> [REQUIREMENT]
Only a number is wanted here: the number of lines of the data that include "BINANCE".

(Saved entries)
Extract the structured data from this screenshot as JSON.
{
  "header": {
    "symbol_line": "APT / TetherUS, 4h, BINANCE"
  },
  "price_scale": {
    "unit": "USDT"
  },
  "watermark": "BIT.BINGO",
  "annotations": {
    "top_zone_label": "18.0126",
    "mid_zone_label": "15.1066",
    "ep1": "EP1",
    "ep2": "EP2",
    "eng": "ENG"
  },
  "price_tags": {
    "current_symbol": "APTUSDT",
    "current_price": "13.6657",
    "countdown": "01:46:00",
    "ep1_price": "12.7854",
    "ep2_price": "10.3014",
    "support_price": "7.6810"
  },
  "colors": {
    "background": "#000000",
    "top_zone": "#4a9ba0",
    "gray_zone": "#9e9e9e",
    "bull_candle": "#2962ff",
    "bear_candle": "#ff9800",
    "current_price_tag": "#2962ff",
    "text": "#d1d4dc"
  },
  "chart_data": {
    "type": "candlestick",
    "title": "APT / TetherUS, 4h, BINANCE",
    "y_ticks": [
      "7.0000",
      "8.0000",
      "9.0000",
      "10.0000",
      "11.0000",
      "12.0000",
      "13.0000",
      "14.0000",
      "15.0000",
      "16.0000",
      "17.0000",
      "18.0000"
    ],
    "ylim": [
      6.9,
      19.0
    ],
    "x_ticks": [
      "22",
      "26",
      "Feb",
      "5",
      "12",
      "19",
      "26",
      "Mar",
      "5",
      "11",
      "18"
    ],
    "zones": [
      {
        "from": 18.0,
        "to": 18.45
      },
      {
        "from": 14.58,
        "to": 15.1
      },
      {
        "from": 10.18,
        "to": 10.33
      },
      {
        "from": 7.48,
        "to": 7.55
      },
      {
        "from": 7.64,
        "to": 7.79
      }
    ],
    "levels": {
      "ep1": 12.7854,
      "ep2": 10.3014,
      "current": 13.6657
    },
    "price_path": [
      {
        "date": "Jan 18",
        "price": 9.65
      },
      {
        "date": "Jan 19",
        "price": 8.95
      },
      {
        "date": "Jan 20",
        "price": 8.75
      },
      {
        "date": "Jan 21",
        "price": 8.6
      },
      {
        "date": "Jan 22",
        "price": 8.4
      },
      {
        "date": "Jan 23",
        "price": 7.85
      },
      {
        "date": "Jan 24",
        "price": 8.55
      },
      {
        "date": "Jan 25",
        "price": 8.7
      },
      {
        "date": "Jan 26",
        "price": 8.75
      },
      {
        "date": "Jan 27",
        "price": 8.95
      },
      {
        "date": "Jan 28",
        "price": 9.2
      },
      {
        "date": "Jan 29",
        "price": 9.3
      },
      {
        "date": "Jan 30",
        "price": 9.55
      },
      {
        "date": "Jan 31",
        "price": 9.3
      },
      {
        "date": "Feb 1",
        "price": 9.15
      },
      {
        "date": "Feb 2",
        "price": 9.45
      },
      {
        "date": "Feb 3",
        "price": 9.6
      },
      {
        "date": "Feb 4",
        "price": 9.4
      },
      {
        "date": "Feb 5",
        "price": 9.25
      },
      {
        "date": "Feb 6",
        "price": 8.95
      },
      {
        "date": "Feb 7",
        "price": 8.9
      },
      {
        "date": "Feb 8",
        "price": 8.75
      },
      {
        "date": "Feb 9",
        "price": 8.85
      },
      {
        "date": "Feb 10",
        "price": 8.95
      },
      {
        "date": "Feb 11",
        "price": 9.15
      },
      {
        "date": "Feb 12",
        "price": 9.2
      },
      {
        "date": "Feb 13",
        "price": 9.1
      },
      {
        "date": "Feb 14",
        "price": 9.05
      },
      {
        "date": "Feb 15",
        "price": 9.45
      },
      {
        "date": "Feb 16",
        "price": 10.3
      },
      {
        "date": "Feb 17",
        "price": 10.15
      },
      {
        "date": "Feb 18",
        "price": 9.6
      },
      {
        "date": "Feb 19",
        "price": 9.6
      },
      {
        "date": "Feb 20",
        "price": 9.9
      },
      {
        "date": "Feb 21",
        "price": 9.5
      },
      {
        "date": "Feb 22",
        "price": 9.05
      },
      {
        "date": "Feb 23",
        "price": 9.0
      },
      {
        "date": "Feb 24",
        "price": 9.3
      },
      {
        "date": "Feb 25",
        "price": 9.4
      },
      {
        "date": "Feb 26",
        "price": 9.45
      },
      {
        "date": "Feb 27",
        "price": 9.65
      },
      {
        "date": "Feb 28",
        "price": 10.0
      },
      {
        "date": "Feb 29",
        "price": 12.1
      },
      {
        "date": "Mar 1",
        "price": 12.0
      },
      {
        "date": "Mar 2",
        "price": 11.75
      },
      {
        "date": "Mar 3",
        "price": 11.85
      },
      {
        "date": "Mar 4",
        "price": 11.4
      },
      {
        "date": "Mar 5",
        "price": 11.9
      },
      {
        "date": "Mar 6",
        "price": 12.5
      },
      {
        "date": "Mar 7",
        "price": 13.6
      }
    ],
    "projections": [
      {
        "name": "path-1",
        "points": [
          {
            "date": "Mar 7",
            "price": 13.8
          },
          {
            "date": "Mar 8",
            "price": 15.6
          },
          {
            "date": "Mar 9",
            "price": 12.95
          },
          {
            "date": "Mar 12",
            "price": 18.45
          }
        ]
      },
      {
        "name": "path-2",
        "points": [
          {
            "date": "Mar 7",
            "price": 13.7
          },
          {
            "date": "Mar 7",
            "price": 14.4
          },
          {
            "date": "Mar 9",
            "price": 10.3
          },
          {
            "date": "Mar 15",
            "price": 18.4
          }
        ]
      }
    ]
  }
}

> [THE COMPLETED TASK]
2